(Task directions): List every line of the material below that contains the string "Output".

(Provided material):
______
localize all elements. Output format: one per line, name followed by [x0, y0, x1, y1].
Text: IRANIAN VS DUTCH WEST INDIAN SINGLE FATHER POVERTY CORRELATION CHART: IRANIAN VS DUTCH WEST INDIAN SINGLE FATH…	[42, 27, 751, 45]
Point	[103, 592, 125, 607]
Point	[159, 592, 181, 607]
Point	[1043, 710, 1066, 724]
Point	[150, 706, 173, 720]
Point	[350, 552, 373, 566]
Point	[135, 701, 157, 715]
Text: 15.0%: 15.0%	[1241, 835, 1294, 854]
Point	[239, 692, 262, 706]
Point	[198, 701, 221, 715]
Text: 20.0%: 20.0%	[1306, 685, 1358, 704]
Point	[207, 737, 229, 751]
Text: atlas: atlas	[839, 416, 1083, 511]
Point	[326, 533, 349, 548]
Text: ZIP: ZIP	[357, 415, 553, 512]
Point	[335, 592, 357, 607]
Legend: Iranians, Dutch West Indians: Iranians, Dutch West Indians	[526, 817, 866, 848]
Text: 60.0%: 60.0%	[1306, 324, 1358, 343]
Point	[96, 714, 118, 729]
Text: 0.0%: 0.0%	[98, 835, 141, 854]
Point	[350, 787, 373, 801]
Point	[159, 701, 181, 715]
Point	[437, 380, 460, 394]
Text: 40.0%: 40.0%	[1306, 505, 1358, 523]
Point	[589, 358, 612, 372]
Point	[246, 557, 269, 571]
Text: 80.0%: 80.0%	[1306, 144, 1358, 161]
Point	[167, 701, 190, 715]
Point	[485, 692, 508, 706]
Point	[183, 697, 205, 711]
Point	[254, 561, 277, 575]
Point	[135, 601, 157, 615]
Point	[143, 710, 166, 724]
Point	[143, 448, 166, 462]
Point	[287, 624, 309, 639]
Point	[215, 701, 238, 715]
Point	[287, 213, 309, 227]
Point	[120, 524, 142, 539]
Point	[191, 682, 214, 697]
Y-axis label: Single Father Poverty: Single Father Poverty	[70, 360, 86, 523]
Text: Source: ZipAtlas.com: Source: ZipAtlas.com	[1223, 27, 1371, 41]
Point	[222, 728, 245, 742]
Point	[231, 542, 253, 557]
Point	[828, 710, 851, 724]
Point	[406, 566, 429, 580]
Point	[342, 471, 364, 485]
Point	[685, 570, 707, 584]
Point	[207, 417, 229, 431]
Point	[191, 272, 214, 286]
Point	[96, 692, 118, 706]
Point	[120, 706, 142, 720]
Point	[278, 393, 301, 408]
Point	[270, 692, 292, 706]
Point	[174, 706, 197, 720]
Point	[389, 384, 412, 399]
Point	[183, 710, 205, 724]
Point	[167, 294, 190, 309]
______
(Response to the exercise):
localize all elements. Output format: one per line, name followed by [x0, y0, x1, y1].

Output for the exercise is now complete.